Please retype the records below exactly, leaving out any pictures.

(Dataset excerpt)
####################

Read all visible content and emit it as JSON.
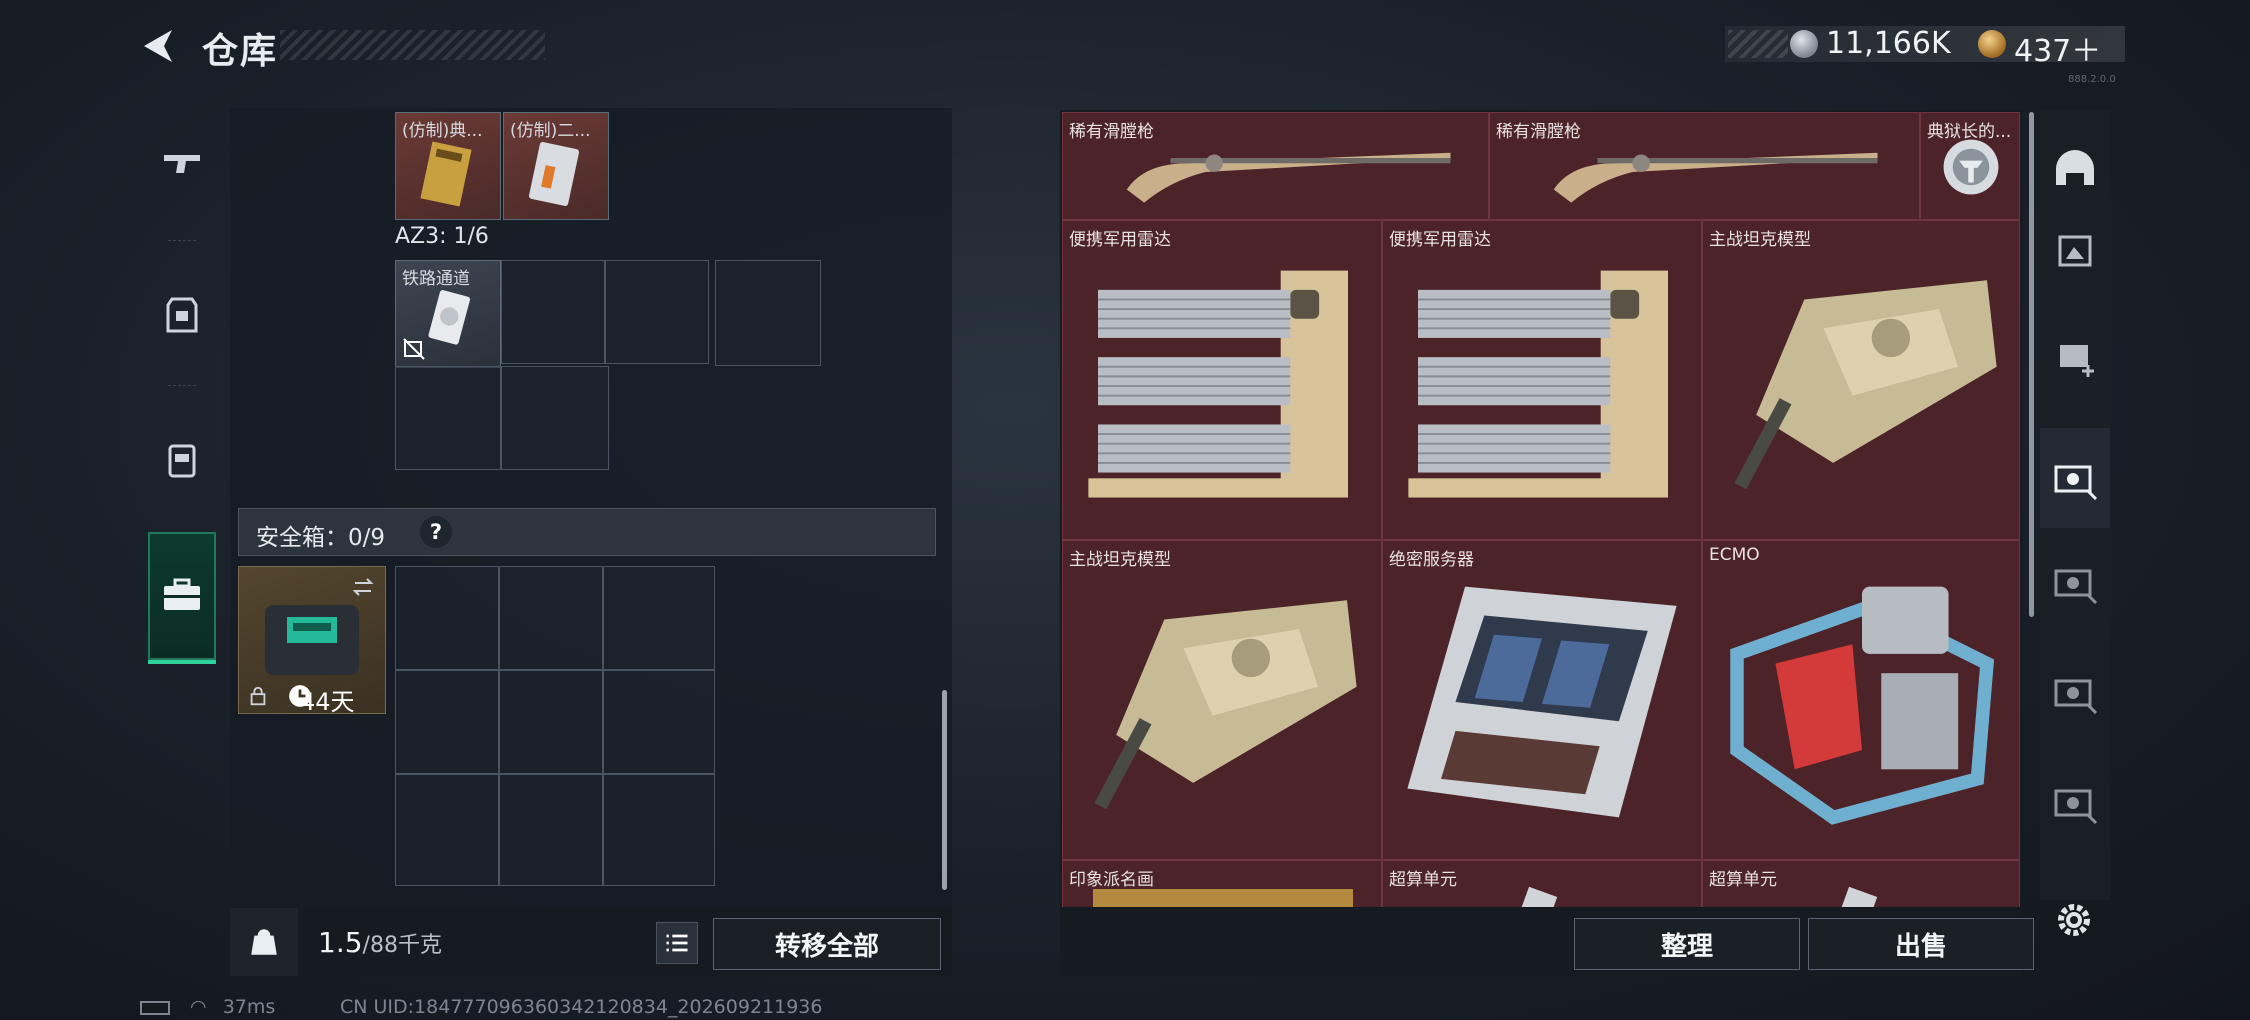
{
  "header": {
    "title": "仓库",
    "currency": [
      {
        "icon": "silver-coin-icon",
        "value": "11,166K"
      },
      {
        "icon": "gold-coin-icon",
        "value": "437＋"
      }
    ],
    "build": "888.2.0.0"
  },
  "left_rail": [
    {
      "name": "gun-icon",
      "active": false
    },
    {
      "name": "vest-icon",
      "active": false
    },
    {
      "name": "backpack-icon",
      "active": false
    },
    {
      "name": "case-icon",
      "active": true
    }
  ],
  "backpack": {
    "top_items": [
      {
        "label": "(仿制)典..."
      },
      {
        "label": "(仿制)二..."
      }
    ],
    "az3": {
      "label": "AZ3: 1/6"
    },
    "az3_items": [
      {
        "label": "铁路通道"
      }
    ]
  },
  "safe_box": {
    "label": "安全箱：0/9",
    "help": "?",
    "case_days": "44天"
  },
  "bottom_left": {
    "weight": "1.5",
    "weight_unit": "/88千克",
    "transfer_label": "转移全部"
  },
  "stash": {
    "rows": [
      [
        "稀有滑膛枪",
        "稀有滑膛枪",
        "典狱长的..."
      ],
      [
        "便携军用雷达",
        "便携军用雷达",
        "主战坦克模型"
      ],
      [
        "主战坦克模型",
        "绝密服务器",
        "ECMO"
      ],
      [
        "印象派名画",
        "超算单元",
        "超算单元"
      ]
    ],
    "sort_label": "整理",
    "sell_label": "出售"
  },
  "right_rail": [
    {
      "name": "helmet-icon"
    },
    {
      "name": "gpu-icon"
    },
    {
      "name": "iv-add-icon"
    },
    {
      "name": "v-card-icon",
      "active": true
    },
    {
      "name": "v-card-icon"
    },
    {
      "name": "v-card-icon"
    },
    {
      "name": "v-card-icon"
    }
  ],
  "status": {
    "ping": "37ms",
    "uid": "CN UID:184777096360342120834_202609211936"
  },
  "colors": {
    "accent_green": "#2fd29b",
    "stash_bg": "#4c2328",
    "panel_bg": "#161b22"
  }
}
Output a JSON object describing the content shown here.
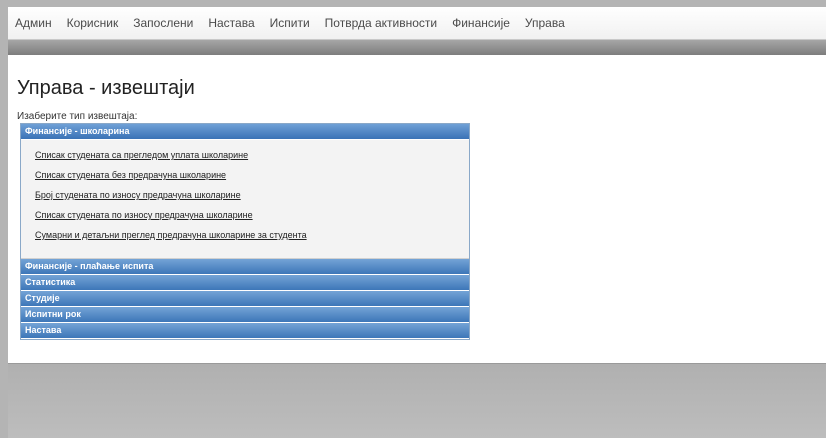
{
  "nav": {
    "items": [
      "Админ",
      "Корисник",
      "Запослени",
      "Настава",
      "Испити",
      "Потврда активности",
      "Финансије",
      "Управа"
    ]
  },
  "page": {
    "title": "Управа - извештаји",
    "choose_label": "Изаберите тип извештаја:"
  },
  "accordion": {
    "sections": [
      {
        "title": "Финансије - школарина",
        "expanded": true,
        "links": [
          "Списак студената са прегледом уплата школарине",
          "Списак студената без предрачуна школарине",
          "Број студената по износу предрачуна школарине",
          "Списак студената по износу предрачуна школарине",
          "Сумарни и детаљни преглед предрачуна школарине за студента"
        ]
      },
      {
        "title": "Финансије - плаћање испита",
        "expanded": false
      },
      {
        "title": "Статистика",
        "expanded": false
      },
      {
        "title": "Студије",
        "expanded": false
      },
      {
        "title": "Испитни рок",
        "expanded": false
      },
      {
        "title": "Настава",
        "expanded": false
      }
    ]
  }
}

####################

§ Task response:
Read all visible content and emit it as JSON.
{
  "header": {
    "title": "仓库",
    "currency": [
      {
        "icon": "silver-coin-icon",
        "value": "11,166K"
      },
      {
        "icon": "gold-coin-icon",
        "value": "437＋"
      }
    ],
    "build": "888.2.0.0"
  },
  "left_rail": [
    {
      "name": "gun-icon",
      "active": false
    },
    {
      "name": "vest-icon",
      "active": false
    },
    {
      "name": "backpack-icon",
      "active": false
    },
    {
      "name": "case-icon",
      "active": true
    }
  ],
  "backpack": {
    "top_items": [
      {
        "label": "(仿制)典..."
      },
      {
        "label": "(仿制)二..."
      }
    ],
    "az3": {
      "label": "AZ3: 1/6"
    },
    "az3_items": [
      {
        "label": "铁路通道"
      }
    ]
  },
  "safe_box": {
    "label": "安全箱：0/9",
    "help": "?",
    "case_days": "44天"
  },
  "bottom_left": {
    "weight": "1.5",
    "weight_unit": "/88千克",
    "transfer_label": "转移全部"
  },
  "stash": {
    "rows": [
      [
        "稀有滑膛枪",
        "稀有滑膛枪",
        "典狱长的..."
      ],
      [
        "便携军用雷达",
        "便携军用雷达",
        "主战坦克模型"
      ],
      [
        "主战坦克模型",
        "绝密服务器",
        "ECMO"
      ],
      [
        "印象派名画",
        "超算单元",
        "超算单元"
      ]
    ],
    "sort_label": "整理",
    "sell_label": "出售"
  },
  "right_rail": [
    {
      "name": "helmet-icon"
    },
    {
      "name": "gpu-icon"
    },
    {
      "name": "iv-add-icon"
    },
    {
      "name": "v-card-icon",
      "active": true
    },
    {
      "name": "v-card-icon"
    },
    {
      "name": "v-card-icon"
    },
    {
      "name": "v-card-icon"
    }
  ],
  "status": {
    "ping": "37ms",
    "uid": "CN UID:184777096360342120834_202609211936"
  },
  "colors": {
    "accent_green": "#2fd29b",
    "stash_bg": "#4c2328",
    "panel_bg": "#161b22"
  }
}
Output a JSON object describing the content shown here.
{
  "nav": {
    "items": [
      "Админ",
      "Корисник",
      "Запослени",
      "Настава",
      "Испити",
      "Потврда активности",
      "Финансије",
      "Управа"
    ]
  },
  "page": {
    "title": "Управа - извештаји",
    "choose_label": "Изаберите тип извештаја:"
  },
  "accordion": {
    "sections": [
      {
        "title": "Финансије - школарина",
        "expanded": true,
        "links": [
          "Списак студената са прегледом уплата школарине",
          "Списак студената без предрачуна школарине",
          "Број студената по износу предрачуна школарине",
          "Списак студената по износу предрачуна школарине",
          "Сумарни и детаљни преглед предрачуна школарине за студента"
        ]
      },
      {
        "title": "Финансије - плаћање испита",
        "expanded": false
      },
      {
        "title": "Статистика",
        "expanded": false
      },
      {
        "title": "Студије",
        "expanded": false
      },
      {
        "title": "Испитни рок",
        "expanded": false
      },
      {
        "title": "Настава",
        "expanded": false
      }
    ]
  }
}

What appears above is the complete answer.